What the task requires: Copy all lines in the data that contain the string "Eritrea".
☆ ☆ ☆ ☆ ☆
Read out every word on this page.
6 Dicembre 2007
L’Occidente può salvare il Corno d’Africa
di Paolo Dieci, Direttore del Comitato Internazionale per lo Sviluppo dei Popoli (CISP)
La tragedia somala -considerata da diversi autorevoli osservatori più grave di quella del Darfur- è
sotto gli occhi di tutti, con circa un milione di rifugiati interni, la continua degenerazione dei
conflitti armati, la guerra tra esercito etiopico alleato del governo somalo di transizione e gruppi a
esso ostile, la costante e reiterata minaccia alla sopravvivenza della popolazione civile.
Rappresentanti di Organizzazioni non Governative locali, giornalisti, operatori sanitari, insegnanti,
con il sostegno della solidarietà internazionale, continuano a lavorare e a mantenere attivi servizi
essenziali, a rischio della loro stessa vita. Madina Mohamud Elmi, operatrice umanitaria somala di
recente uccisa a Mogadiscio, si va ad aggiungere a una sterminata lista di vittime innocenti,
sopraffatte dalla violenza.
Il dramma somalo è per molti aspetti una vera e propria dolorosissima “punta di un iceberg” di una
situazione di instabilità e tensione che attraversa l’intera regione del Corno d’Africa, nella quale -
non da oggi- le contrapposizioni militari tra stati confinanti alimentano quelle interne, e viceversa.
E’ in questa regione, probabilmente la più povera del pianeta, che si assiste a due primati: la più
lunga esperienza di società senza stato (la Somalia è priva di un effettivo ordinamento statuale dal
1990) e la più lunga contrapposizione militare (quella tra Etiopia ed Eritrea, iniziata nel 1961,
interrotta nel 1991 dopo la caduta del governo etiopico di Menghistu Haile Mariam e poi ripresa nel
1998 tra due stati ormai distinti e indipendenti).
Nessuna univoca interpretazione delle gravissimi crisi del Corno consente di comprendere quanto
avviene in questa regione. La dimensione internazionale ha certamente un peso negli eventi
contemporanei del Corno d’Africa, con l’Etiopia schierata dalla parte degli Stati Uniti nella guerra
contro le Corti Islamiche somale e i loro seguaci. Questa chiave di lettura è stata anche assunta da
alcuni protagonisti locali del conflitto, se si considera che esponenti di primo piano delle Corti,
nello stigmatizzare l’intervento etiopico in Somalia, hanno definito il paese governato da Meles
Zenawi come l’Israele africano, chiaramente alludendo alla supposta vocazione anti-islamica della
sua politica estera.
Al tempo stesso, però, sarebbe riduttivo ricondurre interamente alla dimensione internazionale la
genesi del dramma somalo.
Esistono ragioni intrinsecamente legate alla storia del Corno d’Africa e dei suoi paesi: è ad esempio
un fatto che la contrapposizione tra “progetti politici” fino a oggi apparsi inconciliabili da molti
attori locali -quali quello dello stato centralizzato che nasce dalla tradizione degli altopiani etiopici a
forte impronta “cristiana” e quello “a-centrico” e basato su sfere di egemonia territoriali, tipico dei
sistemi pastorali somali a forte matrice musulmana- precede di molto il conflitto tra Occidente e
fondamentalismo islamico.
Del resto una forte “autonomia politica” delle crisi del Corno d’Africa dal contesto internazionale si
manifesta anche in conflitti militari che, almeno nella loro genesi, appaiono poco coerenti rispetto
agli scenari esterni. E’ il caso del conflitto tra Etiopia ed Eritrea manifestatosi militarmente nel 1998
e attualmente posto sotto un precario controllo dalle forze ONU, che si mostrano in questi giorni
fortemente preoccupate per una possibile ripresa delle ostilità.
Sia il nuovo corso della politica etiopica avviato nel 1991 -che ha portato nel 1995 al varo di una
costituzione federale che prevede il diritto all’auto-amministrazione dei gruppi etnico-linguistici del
☆ ☆ ☆ ☆ ☆
The completed task:
1990) e la più lunga contrapposizione militare (quella tra Etiopia ed Eritrea, iniziata nel 1961,
agli scenari esterni. E’ il caso del conflitto tra Etiopia ed Eritrea manifestatosi militarmente nel 1998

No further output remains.